(Dataset records)
┌──
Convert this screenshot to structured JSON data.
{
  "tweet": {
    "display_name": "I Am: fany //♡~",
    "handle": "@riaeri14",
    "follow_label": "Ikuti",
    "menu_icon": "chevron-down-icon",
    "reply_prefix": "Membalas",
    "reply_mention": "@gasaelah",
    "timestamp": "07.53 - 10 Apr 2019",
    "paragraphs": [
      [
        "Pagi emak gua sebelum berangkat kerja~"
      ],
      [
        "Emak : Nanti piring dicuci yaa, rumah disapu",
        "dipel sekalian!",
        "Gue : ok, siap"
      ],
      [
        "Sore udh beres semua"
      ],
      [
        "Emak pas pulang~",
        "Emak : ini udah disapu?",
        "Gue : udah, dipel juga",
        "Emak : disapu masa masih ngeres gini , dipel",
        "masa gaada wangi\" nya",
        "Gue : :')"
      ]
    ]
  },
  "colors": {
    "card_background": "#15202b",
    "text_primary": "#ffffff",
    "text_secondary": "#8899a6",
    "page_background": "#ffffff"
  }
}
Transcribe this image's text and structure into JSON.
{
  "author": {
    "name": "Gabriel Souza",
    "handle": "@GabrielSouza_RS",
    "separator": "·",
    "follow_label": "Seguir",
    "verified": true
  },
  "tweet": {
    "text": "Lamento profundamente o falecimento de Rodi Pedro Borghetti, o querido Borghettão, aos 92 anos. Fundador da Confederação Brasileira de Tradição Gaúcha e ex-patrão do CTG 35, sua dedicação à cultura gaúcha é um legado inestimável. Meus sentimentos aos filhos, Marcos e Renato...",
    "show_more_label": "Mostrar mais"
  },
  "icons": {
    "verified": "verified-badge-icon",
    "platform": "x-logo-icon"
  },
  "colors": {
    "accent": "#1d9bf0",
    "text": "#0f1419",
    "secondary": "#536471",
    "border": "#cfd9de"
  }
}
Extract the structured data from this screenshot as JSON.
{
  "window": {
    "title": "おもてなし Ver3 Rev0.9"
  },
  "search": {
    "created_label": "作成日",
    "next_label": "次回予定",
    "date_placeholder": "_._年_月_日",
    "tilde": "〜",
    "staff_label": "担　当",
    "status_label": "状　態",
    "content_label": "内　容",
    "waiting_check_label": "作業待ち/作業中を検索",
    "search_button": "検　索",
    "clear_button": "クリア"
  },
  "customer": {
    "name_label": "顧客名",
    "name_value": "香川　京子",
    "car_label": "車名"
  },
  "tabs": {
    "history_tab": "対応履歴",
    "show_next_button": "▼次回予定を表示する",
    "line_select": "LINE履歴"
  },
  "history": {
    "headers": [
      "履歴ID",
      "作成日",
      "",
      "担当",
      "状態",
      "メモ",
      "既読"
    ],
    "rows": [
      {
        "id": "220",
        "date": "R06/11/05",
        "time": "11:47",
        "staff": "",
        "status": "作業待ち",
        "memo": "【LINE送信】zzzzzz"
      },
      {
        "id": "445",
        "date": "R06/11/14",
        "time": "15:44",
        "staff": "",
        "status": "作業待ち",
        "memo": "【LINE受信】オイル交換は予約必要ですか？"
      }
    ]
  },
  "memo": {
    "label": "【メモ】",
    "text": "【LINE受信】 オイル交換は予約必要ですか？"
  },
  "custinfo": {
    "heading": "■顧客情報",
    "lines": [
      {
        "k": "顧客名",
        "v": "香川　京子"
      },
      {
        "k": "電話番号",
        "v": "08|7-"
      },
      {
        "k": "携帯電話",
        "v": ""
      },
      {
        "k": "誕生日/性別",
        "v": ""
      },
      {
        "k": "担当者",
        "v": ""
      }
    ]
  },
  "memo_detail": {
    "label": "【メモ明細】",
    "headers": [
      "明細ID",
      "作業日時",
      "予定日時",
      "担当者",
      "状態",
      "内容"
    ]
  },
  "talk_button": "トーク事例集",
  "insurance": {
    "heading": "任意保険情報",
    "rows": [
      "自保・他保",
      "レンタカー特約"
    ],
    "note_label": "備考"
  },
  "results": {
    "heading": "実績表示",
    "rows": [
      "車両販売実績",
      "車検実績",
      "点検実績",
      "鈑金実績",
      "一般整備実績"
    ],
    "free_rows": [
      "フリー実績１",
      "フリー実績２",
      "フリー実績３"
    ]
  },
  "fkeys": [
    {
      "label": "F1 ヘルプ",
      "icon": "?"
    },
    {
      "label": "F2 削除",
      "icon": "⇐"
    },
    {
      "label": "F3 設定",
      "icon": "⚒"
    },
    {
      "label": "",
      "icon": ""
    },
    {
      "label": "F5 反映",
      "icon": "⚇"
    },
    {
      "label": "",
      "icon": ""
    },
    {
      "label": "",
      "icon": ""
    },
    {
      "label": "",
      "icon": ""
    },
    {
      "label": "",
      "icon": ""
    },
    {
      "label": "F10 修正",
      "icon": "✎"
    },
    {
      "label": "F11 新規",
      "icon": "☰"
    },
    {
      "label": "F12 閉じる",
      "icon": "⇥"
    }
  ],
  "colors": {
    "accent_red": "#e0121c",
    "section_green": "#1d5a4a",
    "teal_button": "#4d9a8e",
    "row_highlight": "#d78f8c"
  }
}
└──
▶ _OBJECTIVE_
Every line in the data above that contains "udah" needs to be copied.

▶ _TASK SOLUTION_
        "Emak : ini udah disapu?",
        "Gue : udah, dipel juga",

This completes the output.